Start of SUPPLIED INFORMATION

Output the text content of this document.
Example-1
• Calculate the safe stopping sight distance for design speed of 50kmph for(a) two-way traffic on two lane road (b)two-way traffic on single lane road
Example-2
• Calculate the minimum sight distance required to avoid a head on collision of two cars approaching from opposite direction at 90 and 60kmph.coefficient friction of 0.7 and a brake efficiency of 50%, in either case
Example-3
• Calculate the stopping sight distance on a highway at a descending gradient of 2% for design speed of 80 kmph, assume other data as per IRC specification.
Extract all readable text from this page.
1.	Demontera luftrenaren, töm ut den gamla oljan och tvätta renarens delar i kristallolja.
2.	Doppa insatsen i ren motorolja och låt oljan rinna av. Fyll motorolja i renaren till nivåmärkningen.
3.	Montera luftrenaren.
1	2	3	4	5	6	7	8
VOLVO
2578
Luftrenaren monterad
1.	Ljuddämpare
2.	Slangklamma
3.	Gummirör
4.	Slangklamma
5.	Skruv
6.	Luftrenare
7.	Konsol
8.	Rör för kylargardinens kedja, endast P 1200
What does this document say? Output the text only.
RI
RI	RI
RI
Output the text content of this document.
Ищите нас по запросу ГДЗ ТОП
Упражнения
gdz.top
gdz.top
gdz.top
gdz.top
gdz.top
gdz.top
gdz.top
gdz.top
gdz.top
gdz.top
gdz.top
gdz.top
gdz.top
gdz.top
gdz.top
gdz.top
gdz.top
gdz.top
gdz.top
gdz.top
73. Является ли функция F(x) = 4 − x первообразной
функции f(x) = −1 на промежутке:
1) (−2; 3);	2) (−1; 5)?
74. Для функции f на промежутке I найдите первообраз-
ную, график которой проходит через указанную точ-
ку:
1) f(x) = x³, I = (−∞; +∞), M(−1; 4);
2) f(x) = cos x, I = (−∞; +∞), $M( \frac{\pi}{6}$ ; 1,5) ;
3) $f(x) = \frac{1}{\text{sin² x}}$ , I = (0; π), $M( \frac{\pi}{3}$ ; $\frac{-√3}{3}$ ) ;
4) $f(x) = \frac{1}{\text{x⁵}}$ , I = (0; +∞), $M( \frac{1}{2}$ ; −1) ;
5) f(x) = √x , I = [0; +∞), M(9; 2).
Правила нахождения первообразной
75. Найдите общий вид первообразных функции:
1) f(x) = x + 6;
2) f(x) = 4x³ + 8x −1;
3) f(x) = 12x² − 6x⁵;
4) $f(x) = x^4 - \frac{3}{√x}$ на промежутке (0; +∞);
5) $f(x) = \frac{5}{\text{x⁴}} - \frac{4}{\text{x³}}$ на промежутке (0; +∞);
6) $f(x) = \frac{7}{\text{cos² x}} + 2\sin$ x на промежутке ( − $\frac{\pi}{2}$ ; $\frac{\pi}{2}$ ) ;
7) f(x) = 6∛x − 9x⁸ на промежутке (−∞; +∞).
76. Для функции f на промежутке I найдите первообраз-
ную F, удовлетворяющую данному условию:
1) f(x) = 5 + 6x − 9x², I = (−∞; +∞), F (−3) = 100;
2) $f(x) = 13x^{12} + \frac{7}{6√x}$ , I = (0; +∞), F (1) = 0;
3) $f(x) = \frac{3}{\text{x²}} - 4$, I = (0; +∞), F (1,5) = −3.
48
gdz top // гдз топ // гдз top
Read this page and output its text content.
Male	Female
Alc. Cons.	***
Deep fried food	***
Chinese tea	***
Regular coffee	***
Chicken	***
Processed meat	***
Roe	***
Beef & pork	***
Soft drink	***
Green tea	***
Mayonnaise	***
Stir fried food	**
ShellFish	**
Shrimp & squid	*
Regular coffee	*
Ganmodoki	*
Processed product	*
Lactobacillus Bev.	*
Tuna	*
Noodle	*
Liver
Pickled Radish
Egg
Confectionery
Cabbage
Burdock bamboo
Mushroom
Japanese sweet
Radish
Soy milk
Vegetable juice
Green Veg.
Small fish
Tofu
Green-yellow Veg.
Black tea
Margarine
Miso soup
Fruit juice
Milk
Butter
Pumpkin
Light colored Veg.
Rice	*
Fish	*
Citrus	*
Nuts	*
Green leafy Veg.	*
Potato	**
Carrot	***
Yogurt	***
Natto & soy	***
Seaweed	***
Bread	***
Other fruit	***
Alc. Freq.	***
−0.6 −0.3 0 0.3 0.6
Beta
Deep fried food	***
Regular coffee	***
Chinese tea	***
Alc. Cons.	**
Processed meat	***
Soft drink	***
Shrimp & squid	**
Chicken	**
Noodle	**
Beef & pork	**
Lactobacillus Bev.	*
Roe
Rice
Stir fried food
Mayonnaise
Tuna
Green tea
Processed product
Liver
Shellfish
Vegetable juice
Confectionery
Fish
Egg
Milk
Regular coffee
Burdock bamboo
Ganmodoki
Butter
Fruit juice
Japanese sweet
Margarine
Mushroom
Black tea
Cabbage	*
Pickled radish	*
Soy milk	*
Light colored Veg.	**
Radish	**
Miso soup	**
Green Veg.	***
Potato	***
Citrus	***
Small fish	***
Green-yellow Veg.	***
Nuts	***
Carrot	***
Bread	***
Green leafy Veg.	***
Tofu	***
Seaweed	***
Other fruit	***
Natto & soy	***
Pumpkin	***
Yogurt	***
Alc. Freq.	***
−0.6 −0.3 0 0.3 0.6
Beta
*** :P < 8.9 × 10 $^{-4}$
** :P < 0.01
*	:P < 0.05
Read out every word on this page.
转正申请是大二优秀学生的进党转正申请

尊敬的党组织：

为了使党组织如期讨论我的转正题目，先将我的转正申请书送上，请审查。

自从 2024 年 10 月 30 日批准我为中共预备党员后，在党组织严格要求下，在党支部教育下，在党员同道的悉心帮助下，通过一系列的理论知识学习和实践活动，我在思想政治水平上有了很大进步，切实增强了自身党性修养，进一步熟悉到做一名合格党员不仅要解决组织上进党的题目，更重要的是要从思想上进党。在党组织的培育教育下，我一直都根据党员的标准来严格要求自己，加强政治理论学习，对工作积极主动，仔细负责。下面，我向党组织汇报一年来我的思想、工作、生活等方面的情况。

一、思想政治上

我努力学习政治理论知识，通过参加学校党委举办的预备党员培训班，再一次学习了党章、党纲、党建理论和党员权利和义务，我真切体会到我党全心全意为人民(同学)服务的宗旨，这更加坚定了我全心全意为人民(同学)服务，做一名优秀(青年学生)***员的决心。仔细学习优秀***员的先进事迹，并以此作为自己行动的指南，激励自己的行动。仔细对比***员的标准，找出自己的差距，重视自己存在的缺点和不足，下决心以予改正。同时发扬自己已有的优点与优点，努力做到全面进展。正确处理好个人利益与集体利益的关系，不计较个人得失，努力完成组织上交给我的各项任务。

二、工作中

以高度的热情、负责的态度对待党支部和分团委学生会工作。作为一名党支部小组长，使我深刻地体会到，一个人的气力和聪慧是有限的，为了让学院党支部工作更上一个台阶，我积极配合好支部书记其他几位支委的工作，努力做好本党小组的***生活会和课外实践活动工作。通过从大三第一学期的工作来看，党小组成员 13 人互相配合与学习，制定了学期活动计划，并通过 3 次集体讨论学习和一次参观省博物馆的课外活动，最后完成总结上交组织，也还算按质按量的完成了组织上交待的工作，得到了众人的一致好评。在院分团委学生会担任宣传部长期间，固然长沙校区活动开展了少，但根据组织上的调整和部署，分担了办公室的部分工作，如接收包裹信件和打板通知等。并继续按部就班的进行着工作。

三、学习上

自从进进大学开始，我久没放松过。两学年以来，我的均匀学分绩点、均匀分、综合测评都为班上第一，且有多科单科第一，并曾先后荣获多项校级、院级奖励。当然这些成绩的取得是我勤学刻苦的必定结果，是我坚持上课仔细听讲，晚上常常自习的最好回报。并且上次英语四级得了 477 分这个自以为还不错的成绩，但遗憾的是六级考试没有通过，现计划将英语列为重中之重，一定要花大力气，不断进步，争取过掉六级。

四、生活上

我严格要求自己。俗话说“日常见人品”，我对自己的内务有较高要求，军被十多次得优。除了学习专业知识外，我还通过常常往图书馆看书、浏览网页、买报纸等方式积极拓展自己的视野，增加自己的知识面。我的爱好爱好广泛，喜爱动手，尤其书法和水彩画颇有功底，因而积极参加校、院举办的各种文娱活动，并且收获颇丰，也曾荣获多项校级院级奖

End of SUPPLIED INFORMATION

◆ **STATED PROBLEM**: Scan the listing above and copy all lines containing the word "product".

◆ **EXERCISE RESPONSE**:
Processed product	*
Processed product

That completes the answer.